• [Objective]: Locate every line in the records containing the string "title", matching case exactly, and copy each one.

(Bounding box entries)
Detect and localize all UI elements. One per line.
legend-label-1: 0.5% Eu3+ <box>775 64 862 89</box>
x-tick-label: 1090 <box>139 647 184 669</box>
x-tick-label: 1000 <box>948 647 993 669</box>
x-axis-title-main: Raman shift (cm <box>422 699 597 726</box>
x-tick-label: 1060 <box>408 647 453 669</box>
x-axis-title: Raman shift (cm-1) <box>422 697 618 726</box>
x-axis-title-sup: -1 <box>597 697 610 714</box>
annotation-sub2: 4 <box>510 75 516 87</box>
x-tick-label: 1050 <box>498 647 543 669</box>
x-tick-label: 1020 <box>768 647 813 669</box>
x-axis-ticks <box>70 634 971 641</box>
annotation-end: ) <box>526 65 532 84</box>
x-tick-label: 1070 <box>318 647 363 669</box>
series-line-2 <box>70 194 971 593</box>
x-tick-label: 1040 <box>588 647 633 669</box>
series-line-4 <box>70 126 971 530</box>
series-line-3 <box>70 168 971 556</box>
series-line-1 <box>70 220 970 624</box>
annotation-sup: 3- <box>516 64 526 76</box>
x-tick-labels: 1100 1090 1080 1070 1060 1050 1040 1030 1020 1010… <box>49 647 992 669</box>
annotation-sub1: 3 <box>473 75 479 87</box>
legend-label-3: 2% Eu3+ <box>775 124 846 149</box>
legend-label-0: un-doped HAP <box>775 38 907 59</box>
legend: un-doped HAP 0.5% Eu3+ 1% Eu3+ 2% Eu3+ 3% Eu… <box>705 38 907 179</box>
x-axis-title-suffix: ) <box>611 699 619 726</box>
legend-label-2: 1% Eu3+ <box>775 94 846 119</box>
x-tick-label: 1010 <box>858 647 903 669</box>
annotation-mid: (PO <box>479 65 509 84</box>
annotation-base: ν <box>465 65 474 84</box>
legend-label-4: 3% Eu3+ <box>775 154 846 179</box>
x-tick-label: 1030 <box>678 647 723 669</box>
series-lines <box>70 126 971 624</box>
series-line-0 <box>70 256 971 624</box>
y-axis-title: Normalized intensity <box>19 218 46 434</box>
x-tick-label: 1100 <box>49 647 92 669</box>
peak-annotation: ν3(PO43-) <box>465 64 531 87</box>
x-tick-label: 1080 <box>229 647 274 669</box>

• [Result of this exercise]:
x-axis-title-main: Raman shift (cm <box>422 699 597 726</box>
x-axis-title: Raman shift (cm-1) <box>422 697 618 726</box>
x-axis-title-sup: -1 <box>597 697 610 714</box>
x-axis-title-suffix: ) <box>611 699 619 726</box>
y-axis-title: Normalized intensity <box>19 218 46 434</box>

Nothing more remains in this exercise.